Copy every record below exactly as written, but leave out the pictures.

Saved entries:
* START *

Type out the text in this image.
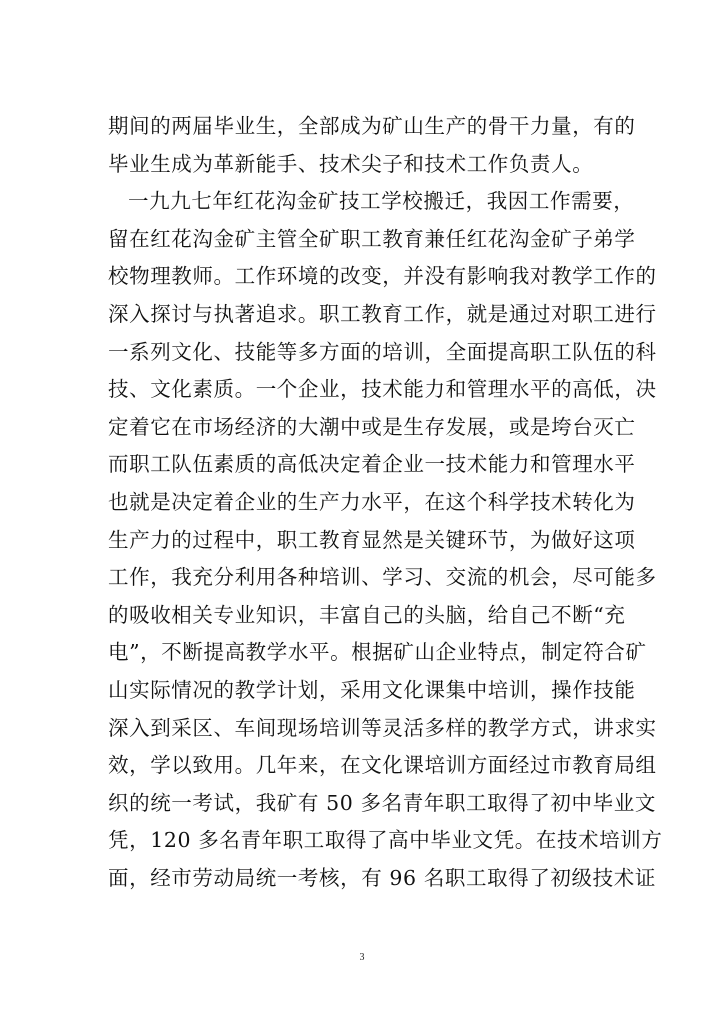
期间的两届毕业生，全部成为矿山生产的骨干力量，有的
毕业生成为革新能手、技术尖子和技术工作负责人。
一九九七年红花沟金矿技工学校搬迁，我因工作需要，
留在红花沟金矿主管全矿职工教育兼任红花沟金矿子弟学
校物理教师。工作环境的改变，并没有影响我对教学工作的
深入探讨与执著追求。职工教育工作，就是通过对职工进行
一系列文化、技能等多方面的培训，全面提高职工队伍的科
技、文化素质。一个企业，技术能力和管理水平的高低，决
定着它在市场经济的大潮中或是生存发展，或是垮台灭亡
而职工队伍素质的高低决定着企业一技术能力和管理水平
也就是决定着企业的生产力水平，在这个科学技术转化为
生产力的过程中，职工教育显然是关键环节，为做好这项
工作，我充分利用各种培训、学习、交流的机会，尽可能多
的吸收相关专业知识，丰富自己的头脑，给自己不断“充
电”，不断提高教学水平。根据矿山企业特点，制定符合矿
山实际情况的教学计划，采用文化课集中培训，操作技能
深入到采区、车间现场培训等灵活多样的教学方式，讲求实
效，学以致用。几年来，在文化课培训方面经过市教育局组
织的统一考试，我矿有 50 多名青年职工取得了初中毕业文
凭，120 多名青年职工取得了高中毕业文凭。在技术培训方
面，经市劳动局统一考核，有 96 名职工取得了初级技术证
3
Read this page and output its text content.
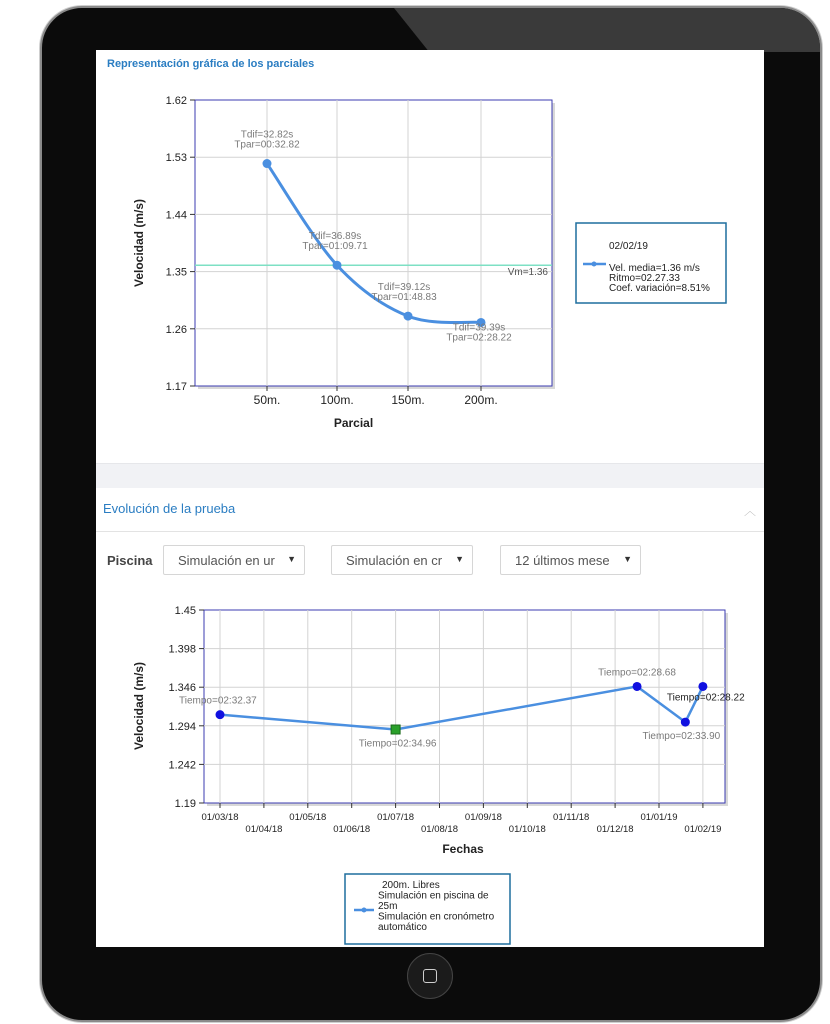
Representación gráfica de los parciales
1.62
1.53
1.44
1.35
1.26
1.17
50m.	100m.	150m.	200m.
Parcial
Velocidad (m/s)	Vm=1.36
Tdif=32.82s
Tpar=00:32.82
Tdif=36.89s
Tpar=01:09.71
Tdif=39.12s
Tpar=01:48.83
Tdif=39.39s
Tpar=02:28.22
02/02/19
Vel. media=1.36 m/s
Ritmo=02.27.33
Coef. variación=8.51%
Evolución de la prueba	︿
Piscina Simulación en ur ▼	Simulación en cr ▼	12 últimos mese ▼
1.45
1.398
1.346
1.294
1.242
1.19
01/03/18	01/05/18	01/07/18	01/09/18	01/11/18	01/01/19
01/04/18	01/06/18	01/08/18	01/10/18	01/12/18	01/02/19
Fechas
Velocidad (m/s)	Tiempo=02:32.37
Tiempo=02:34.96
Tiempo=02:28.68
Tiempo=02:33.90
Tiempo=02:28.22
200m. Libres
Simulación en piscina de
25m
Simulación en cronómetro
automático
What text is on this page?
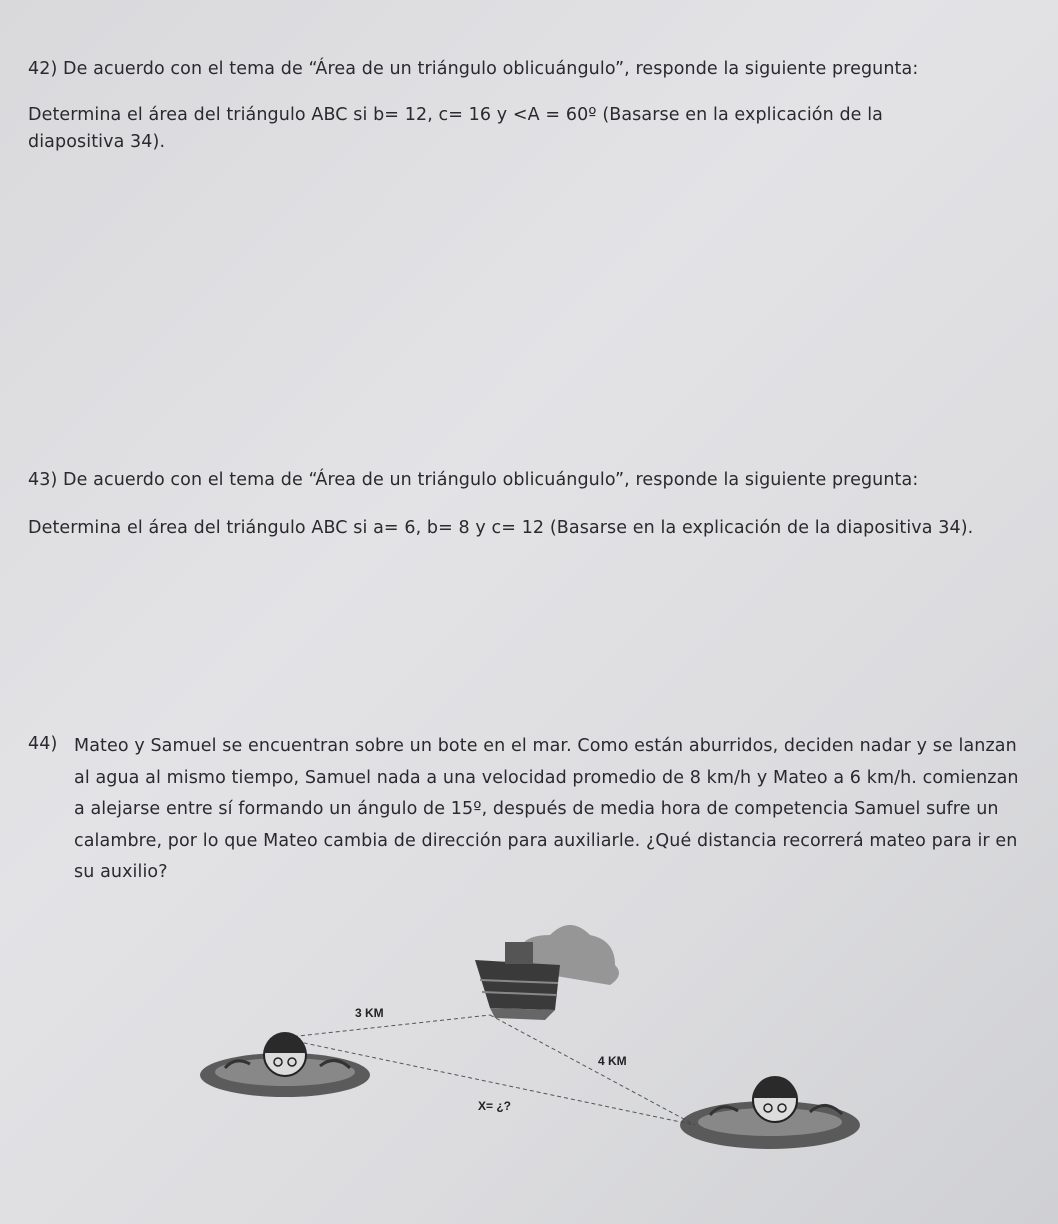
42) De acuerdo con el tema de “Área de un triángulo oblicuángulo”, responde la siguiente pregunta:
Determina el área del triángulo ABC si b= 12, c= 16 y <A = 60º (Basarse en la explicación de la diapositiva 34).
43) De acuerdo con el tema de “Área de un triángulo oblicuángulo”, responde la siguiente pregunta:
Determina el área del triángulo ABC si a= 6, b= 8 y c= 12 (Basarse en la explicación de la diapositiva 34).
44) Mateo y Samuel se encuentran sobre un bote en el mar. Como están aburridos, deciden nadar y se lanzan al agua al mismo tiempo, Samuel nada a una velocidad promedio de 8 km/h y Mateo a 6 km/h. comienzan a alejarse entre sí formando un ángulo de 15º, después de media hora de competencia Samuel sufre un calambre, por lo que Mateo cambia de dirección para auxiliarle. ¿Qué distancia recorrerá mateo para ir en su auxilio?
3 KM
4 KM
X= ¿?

* END *

▶ [EXERCISE RESPONSE]
Type out the text in this image.
期间的两届毕业生，全部成为矿山生产的骨干力量，有的
毕业生成为革新能手、技术尖子和技术工作负责人。
一九九七年红花沟金矿技工学校搬迁，我因工作需要，
留在红花沟金矿主管全矿职工教育兼任红花沟金矿子弟学
校物理教师。工作环境的改变，并没有影响我对教学工作的
深入探讨与执著追求。职工教育工作，就是通过对职工进行
一系列文化、技能等多方面的培训，全面提高职工队伍的科
技、文化素质。一个企业，技术能力和管理水平的高低，决
定着它在市场经济的大潮中或是生存发展，或是垮台灭亡
而职工队伍素质的高低决定着企业一技术能力和管理水平
也就是决定着企业的生产力水平，在这个科学技术转化为
生产力的过程中，职工教育显然是关键环节，为做好这项
工作，我充分利用各种培训、学习、交流的机会，尽可能多
的吸收相关专业知识，丰富自己的头脑，给自己不断“充
电”，不断提高教学水平。根据矿山企业特点，制定符合矿
山实际情况的教学计划，采用文化课集中培训，操作技能
深入到采区、车间现场培训等灵活多样的教学方式，讲求实
效，学以致用。几年来，在文化课培训方面经过市教育局组
织的统一考试，我矿有 50 多名青年职工取得了初中毕业文
凭，120 多名青年职工取得了高中毕业文凭。在技术培训方
面，经市劳动局统一考核，有 96 名职工取得了初级技术证
3
Read this page and output its text content.
Representación gráfica de los parciales
1.62
1.53
1.44
1.35
1.26
1.17
50m.	100m.	150m.	200m.
Parcial
Velocidad (m/s)	Vm=1.36
Tdif=32.82s
Tpar=00:32.82
Tdif=36.89s
Tpar=01:09.71
Tdif=39.12s
Tpar=01:48.83
Tdif=39.39s
Tpar=02:28.22
02/02/19
Vel. media=1.36 m/s
Ritmo=02.27.33
Coef. variación=8.51%
Evolución de la prueba	︿
Piscina Simulación en ur ▼	Simulación en cr ▼	12 últimos mese ▼
1.45
1.398
1.346
1.294
1.242
1.19
01/03/18	01/05/18	01/07/18	01/09/18	01/11/18	01/01/19
01/04/18	01/06/18	01/08/18	01/10/18	01/12/18	01/02/19
Fechas
Velocidad (m/s)	Tiempo=02:32.37
Tiempo=02:34.96
Tiempo=02:28.68
Tiempo=02:33.90
Tiempo=02:28.22
200m. Libres
Simulación en piscina de
25m
Simulación en cronómetro
automático
What text is on this page?
42) De acuerdo con el tema de “Área de un triángulo oblicuángulo”, responde la siguiente pregunta:
Determina el área del triángulo ABC si b= 12, c= 16 y <A = 60º (Basarse en la explicación de la diapositiva 34).
43) De acuerdo con el tema de “Área de un triángulo oblicuángulo”, responde la siguiente pregunta:
Determina el área del triángulo ABC si a= 6, b= 8 y c= 12 (Basarse en la explicación de la diapositiva 34).
44) Mateo y Samuel se encuentran sobre un bote en el mar. Como están aburridos, deciden nadar y se lanzan al agua al mismo tiempo, Samuel nada a una velocidad promedio de 8 km/h y Mateo a 6 km/h. comienzan a alejarse entre sí formando un ángulo de 15º, después de media hora de competencia Samuel sufre un calambre, por lo que Mateo cambia de dirección para auxiliarle. ¿Qué distancia recorrerá mateo para ir en su auxilio?
3 KM
4 KM
X= ¿?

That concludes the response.